WORK TO BE COMPLETED: Filter the records below down to lines containing "that".

========================================================================

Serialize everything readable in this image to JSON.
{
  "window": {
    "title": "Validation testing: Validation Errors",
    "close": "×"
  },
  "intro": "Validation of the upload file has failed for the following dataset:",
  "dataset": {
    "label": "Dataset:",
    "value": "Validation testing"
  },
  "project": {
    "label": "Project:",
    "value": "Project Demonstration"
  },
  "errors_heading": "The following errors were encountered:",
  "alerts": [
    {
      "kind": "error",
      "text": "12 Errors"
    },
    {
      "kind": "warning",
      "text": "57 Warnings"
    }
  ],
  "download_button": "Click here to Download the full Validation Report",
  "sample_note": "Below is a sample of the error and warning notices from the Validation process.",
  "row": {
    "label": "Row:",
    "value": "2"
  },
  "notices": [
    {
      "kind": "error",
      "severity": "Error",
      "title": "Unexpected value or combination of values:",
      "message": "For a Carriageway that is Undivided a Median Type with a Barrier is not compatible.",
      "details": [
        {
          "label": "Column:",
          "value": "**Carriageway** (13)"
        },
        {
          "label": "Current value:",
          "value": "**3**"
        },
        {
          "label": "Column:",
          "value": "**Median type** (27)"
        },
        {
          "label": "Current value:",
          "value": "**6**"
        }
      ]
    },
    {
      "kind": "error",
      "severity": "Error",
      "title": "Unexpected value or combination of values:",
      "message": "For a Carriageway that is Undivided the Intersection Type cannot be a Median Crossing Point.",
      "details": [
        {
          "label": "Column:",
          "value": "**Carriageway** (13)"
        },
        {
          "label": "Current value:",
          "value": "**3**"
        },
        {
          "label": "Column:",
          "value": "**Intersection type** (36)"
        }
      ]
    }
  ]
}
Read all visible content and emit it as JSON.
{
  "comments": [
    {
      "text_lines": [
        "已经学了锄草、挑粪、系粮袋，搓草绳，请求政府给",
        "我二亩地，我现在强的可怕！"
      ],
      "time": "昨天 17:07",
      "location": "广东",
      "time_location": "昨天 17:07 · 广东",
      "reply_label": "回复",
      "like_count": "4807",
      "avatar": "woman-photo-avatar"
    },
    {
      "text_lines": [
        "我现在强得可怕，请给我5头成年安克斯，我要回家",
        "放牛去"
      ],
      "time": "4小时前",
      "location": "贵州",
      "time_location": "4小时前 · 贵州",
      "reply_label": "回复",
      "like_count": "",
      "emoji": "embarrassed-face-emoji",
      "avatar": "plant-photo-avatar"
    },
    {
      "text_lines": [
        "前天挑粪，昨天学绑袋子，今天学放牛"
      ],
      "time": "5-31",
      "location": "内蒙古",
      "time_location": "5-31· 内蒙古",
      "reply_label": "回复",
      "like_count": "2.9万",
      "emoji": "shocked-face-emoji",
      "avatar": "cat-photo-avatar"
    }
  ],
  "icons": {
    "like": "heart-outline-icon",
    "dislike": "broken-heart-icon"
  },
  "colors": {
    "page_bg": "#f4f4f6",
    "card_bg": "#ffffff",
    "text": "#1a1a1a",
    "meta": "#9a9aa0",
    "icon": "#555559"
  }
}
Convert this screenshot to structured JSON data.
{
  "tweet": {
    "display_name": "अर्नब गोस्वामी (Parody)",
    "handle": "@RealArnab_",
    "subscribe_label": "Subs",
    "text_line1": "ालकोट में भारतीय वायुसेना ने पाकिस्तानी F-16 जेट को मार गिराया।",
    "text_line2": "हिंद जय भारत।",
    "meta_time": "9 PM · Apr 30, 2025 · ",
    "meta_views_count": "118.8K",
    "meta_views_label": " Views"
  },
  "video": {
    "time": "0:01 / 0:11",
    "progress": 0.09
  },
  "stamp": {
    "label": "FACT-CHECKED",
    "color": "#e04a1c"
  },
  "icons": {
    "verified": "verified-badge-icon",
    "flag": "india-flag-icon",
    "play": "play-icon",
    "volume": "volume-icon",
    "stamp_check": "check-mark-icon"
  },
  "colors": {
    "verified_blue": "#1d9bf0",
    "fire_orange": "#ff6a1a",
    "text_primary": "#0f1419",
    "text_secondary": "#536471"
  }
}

========================================================================

SOLVED EXERCISE:
      "message": "For a Carriageway that is Undivided a Median Type with a Barrier is not compatible.",
      "message": "For a Carriageway that is Undivided the Intersection Type cannot be a Median Crossing Point.",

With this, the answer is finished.